§ Supplied entries
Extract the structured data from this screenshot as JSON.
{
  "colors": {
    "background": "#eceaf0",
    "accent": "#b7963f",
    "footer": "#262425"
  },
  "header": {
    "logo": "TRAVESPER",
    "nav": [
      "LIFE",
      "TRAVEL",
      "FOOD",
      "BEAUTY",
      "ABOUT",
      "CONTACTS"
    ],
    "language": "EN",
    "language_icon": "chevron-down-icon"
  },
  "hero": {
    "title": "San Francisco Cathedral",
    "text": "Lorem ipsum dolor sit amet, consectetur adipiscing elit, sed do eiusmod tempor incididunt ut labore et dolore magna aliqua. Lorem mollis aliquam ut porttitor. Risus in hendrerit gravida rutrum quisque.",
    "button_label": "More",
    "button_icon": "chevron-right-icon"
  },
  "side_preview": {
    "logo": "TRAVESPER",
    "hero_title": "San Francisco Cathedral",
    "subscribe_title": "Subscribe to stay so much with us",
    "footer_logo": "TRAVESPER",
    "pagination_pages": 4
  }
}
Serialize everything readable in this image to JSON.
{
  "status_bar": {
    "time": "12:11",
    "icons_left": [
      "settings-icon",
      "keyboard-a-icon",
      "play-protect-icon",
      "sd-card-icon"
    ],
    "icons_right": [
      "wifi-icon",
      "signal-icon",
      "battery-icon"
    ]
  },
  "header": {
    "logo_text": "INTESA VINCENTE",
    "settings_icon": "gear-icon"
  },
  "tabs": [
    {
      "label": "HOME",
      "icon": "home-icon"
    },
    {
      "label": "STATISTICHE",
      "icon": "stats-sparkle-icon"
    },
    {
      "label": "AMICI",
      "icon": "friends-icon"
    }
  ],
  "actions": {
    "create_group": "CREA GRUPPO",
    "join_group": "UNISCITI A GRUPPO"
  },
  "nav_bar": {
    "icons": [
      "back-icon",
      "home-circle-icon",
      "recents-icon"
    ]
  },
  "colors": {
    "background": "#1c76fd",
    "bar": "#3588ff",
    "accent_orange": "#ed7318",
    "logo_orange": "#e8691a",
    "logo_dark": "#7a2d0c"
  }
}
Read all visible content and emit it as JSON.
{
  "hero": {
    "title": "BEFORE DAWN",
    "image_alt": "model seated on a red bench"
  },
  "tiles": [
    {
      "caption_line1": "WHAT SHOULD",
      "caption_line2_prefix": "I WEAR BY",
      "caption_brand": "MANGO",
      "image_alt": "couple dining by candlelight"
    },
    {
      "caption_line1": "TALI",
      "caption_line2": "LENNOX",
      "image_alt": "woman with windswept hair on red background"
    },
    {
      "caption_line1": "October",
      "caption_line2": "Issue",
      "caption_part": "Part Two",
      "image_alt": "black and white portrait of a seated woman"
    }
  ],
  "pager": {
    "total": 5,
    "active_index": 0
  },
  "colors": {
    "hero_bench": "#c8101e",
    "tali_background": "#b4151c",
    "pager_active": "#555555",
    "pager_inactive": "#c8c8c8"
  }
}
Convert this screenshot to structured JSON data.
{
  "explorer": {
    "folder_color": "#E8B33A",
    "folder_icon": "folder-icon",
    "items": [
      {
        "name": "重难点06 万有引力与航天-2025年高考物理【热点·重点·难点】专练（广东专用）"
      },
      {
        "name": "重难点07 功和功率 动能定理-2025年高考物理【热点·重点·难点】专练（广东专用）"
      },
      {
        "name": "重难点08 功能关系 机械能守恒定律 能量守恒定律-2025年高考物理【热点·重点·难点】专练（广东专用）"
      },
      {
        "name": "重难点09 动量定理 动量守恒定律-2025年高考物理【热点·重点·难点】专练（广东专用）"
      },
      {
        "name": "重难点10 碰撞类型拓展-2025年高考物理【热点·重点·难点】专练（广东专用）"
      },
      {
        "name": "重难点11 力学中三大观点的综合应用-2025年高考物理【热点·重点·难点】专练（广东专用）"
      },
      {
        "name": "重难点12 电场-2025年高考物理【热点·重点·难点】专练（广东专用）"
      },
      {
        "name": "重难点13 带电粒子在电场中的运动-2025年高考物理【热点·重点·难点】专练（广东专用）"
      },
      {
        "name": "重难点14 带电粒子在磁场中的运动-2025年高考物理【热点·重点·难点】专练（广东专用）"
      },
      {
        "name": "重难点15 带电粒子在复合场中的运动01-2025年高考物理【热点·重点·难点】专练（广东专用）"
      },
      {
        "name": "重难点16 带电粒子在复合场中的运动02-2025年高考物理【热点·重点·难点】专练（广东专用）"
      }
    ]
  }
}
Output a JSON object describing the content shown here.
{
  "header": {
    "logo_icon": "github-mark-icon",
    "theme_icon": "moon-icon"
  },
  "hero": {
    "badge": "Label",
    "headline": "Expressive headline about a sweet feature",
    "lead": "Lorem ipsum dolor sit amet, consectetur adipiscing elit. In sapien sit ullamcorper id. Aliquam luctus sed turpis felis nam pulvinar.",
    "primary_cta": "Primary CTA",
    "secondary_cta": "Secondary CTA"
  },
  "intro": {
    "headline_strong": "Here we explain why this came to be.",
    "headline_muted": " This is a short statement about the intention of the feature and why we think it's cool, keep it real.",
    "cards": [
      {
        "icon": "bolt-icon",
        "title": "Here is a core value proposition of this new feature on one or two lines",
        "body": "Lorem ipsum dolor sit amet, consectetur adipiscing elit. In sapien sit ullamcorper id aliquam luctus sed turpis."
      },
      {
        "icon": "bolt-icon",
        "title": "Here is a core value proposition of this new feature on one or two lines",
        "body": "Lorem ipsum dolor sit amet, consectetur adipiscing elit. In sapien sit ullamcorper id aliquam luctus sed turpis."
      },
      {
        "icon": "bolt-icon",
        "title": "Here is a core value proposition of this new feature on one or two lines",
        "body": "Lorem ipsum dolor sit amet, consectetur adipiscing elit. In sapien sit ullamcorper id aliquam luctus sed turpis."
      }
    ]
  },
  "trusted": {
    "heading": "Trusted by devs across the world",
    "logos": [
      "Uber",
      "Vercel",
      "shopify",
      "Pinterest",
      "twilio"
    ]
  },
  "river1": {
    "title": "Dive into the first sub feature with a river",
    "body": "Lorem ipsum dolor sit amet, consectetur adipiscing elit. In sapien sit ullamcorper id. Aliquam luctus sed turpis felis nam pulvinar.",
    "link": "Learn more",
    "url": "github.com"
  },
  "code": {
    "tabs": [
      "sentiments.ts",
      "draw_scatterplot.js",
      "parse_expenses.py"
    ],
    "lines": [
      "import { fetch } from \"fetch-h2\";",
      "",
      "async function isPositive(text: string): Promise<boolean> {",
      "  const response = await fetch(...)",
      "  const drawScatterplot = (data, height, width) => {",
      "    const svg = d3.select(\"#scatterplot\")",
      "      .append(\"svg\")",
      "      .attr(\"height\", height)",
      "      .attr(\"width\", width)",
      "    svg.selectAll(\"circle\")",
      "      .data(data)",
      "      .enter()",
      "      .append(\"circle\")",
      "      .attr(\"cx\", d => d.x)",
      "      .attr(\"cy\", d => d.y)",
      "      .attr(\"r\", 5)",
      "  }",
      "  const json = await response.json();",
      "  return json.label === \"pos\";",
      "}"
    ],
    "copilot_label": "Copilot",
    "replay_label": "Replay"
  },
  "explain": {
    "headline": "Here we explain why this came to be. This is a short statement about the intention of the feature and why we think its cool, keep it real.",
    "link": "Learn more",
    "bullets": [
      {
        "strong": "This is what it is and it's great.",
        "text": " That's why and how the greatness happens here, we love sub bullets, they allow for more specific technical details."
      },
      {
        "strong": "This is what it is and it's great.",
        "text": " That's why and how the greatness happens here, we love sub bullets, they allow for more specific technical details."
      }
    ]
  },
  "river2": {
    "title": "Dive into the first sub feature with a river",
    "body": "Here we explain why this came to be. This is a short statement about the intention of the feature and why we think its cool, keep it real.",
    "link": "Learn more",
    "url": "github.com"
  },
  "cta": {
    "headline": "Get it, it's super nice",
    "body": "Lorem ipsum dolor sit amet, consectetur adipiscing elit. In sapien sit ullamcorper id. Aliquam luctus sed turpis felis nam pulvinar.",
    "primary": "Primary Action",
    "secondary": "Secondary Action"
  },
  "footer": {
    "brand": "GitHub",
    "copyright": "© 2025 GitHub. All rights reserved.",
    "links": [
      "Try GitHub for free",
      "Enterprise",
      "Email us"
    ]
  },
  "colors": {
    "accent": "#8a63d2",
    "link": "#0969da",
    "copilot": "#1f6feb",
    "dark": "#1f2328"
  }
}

§ Requirements
Search the records for the word "fetch" and copy every line where it occurs.

§ Expected output
      "import { fetch } from \"fetch-h2\";",
      "  const response = await fetch(...)",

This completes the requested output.